* **GOAL**
Omit the pictures, then write out every entry exactly as it reads.

******************************

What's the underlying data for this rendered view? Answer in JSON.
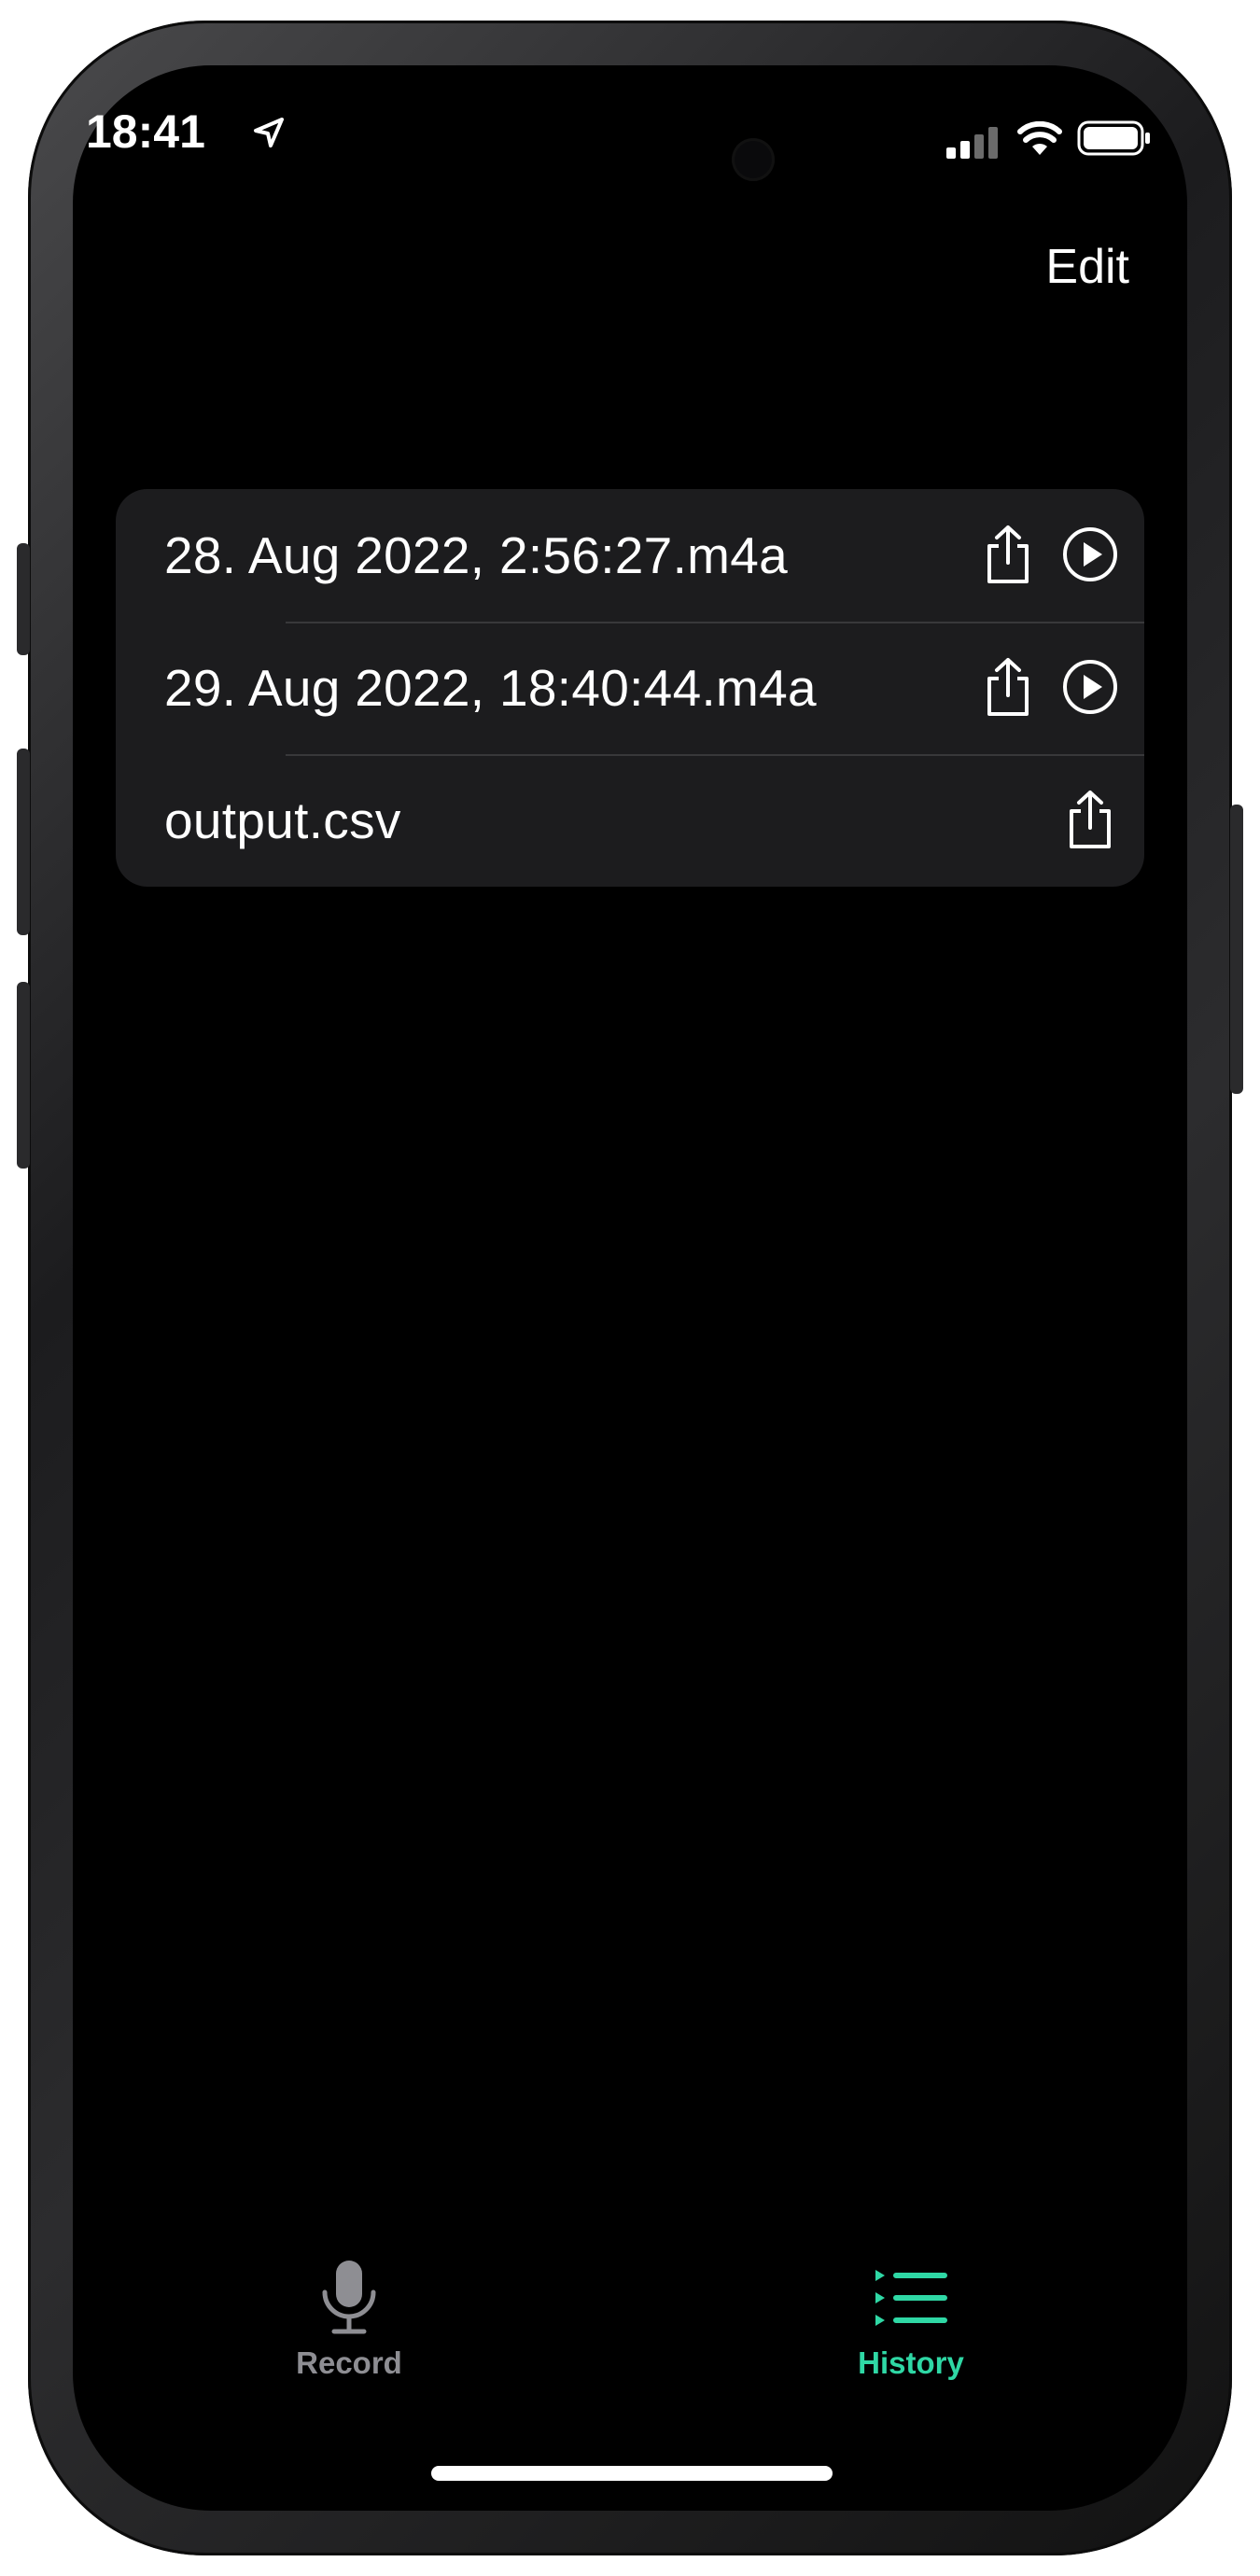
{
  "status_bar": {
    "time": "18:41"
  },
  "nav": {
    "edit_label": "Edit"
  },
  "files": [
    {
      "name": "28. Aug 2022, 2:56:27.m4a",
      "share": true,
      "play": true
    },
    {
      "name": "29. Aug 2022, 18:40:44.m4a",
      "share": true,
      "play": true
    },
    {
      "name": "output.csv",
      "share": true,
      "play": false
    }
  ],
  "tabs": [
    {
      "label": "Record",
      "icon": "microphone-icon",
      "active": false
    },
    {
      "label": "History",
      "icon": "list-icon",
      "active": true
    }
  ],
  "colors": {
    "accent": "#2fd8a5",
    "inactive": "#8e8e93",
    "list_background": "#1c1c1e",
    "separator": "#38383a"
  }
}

******************************

* **FULL RESPONSE**
What's the underlying data for this rendered view? Answer in JSON.
{
  "status_bar": {
    "time": "18:41"
  },
  "nav": {
    "edit_label": "Edit"
  },
  "files": [
    {
      "name": "28. Aug 2022, 2:56:27.m4a",
      "share": true,
      "play": true
    },
    {
      "name": "29. Aug 2022, 18:40:44.m4a",
      "share": true,
      "play": true
    },
    {
      "name": "output.csv",
      "share": true,
      "play": false
    }
  ],
  "tabs": [
    {
      "label": "Record",
      "icon": "microphone-icon",
      "active": false
    },
    {
      "label": "History",
      "icon": "list-icon",
      "active": true
    }
  ],
  "colors": {
    "accent": "#2fd8a5",
    "inactive": "#8e8e93",
    "list_background": "#1c1c1e",
    "separator": "#38383a"
  }
}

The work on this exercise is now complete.